EXERCISE AIM: Check every line below for the word "ΔΙΕΥΘΥΝΣΙΣ" and show those that hold it.
* start RECORDS SUPPLIED *
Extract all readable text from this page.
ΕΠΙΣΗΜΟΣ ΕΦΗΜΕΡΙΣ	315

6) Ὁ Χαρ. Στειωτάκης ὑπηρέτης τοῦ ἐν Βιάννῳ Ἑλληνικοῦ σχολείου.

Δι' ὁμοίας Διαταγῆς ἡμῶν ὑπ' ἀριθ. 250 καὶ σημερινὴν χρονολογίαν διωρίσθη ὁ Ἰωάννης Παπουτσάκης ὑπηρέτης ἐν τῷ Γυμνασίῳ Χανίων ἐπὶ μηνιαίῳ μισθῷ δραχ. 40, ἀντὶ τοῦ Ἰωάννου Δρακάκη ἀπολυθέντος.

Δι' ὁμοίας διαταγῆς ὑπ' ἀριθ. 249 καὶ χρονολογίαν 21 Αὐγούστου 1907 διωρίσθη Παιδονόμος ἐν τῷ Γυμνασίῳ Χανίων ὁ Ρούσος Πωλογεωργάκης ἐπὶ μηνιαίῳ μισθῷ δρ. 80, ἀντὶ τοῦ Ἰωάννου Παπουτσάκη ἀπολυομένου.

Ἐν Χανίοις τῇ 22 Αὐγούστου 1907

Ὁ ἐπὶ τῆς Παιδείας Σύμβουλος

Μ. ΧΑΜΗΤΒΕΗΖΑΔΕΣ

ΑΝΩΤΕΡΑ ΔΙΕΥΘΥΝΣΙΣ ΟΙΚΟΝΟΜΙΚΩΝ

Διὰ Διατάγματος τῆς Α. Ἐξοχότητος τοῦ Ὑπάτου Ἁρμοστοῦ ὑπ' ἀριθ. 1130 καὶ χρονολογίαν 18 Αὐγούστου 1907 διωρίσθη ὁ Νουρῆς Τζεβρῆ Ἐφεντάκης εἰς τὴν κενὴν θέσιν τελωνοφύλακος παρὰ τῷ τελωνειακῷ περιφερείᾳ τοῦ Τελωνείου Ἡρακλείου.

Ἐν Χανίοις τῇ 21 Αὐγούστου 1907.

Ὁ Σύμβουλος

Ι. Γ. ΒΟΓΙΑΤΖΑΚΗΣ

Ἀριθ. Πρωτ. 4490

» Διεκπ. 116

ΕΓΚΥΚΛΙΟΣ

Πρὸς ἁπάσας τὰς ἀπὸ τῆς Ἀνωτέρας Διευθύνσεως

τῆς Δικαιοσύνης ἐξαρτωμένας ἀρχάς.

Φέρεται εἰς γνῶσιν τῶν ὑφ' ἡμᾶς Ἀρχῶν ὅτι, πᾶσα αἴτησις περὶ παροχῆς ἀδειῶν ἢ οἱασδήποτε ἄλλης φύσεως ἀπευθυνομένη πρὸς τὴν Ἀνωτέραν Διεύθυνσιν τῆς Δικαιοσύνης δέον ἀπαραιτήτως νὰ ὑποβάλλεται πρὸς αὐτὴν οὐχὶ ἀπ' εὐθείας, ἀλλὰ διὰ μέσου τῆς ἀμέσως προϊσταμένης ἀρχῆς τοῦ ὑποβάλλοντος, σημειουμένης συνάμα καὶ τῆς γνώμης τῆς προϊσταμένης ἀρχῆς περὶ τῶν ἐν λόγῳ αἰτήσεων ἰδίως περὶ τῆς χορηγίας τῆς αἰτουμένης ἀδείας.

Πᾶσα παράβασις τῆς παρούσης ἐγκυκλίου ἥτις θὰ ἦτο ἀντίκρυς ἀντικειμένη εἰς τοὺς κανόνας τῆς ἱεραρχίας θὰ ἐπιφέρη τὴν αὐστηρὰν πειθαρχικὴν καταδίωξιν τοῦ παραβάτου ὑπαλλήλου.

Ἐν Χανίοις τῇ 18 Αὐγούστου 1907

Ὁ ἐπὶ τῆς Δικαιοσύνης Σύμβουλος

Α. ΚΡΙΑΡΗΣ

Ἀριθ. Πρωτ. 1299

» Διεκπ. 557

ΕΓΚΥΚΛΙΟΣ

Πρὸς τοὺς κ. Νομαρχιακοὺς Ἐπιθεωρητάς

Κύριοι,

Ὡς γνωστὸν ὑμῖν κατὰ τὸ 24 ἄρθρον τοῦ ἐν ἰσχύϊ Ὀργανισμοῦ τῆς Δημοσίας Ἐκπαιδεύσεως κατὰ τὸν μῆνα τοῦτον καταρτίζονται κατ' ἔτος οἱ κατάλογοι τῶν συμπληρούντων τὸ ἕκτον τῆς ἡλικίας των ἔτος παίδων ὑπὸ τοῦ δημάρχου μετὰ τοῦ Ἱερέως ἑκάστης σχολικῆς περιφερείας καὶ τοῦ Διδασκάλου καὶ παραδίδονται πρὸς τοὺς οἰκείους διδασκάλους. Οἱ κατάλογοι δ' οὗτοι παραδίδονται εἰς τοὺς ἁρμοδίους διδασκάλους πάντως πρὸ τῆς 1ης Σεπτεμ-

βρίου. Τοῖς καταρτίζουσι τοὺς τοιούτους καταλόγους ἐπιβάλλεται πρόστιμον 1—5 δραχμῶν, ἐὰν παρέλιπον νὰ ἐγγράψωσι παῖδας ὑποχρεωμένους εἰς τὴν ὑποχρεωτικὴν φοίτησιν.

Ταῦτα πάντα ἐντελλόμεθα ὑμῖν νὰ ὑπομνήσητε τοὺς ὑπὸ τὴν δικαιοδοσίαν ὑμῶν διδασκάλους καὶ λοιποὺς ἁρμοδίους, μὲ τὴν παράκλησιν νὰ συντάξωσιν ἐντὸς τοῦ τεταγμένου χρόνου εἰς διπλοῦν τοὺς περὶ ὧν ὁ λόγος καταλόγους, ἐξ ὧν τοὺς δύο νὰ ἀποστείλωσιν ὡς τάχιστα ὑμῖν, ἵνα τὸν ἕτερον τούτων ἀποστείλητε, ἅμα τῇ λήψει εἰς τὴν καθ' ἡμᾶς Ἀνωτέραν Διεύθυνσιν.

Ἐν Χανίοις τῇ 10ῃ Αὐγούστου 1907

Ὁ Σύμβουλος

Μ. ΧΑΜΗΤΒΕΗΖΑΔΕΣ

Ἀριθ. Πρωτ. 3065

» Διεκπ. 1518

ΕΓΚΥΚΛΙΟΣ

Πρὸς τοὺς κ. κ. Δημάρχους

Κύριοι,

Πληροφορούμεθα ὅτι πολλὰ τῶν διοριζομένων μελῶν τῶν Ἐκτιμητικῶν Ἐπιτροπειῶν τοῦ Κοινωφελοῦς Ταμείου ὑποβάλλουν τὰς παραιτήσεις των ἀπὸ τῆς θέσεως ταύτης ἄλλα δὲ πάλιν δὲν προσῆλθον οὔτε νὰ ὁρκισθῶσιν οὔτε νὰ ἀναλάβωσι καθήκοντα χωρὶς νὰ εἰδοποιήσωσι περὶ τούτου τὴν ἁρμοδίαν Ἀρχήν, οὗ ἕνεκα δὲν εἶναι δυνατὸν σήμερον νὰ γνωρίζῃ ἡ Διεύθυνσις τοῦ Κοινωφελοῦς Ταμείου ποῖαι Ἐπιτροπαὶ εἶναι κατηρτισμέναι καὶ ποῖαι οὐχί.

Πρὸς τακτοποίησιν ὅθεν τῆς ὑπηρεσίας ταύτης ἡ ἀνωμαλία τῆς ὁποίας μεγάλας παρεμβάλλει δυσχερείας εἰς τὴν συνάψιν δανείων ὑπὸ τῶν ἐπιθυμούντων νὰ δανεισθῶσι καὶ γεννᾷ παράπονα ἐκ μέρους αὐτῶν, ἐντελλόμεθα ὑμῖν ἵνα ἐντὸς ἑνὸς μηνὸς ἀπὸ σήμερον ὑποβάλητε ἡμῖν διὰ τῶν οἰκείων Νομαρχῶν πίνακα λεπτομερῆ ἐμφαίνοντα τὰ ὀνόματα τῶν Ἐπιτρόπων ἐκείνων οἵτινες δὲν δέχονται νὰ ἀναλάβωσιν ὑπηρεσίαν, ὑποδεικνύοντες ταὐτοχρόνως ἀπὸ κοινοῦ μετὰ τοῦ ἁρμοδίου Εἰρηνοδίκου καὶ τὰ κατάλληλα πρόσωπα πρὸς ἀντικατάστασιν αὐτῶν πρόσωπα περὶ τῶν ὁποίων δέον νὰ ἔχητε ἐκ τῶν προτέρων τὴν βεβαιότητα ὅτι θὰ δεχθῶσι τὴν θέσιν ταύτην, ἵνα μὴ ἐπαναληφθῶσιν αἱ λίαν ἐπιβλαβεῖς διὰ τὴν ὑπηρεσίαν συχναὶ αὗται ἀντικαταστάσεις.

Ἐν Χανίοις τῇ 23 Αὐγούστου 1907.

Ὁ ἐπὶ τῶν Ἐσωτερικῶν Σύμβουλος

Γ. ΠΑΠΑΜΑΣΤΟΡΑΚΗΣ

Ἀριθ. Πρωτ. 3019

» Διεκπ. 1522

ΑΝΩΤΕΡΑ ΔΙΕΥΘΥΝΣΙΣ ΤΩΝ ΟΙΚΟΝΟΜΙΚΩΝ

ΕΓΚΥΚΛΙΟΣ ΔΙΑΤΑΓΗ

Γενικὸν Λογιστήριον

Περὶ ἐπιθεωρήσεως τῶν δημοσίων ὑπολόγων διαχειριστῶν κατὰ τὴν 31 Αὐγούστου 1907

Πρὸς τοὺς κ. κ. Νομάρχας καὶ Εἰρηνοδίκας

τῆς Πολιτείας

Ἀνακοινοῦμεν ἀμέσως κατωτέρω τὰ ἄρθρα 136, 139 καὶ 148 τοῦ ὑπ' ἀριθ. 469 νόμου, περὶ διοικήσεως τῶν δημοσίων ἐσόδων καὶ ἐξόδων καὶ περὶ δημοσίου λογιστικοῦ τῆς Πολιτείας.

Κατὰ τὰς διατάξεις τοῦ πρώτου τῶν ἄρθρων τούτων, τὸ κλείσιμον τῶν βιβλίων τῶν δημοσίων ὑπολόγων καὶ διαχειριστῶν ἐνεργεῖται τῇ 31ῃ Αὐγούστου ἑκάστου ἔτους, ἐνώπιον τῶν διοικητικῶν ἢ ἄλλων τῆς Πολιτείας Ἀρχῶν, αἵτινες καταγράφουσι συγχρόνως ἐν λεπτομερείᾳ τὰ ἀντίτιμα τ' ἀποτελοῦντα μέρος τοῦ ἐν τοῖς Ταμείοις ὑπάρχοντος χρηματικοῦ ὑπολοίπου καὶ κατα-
* end RECORDS SUPPLIED *
ANSWER TO THE PROBLEM:
ΑΝΩΤΕΡΑ ΔΙΕΥΘΥΝΣΙΣ ΟΙΚΟΝΟΜΙΚΩΝ
ΑΝΩΤΕΡΑ ΔΙΕΥΘΥΝΣΙΣ ΤΩΝ ΟΙΚΟΝΟΜΙΚΩΝ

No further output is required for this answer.